INFORMATION GIVEN
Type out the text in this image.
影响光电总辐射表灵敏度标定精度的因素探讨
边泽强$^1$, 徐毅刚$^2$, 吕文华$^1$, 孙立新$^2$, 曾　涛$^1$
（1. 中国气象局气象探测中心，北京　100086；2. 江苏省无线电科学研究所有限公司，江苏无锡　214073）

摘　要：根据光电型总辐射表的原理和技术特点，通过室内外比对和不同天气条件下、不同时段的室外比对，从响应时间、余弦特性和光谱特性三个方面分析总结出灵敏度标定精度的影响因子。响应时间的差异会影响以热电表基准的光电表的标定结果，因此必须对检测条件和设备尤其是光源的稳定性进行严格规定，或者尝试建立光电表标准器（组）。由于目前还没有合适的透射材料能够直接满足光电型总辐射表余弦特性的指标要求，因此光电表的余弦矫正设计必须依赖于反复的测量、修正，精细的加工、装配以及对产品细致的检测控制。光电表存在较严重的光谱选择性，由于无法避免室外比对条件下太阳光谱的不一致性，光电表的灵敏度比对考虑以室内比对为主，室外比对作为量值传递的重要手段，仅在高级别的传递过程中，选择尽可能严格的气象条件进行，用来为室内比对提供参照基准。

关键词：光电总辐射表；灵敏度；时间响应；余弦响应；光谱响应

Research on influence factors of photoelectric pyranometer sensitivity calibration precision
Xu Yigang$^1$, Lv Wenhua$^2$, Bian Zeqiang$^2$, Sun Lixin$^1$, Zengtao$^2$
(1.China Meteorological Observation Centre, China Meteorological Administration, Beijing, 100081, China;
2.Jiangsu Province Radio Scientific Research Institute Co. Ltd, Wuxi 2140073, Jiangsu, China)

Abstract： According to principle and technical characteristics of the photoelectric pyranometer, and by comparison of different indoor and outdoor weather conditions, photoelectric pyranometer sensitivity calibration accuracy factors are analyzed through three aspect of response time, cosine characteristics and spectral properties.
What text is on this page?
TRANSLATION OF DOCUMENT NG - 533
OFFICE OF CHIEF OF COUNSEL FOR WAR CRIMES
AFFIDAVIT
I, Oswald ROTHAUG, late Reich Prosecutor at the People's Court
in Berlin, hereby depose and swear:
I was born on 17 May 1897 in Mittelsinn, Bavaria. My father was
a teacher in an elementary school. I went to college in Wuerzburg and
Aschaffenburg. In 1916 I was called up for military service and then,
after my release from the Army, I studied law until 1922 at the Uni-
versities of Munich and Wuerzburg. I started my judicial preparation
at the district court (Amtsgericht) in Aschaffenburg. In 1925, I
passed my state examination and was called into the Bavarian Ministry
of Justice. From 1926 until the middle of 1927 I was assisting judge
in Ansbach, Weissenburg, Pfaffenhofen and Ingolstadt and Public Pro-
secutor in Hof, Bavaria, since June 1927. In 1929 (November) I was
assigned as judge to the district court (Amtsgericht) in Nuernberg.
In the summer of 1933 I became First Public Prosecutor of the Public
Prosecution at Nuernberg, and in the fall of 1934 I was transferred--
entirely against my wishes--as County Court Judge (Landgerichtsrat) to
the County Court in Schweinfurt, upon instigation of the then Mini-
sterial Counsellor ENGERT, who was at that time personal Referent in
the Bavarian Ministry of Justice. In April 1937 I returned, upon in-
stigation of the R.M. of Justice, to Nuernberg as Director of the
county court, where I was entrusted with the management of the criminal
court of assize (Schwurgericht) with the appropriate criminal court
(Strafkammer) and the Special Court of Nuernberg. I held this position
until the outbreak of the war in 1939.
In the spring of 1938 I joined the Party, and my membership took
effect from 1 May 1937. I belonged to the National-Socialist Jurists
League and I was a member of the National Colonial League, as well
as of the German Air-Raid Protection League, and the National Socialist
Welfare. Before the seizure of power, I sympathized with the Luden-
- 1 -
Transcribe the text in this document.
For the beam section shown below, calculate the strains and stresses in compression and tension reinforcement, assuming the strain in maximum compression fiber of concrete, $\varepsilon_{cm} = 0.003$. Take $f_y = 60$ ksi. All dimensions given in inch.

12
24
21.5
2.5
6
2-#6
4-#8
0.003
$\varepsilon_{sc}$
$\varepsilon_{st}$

DO THIS
What is the number of lines that hold the string "Wuerzburg"? Reply with that number alone.

CORRECT RESPONSE
2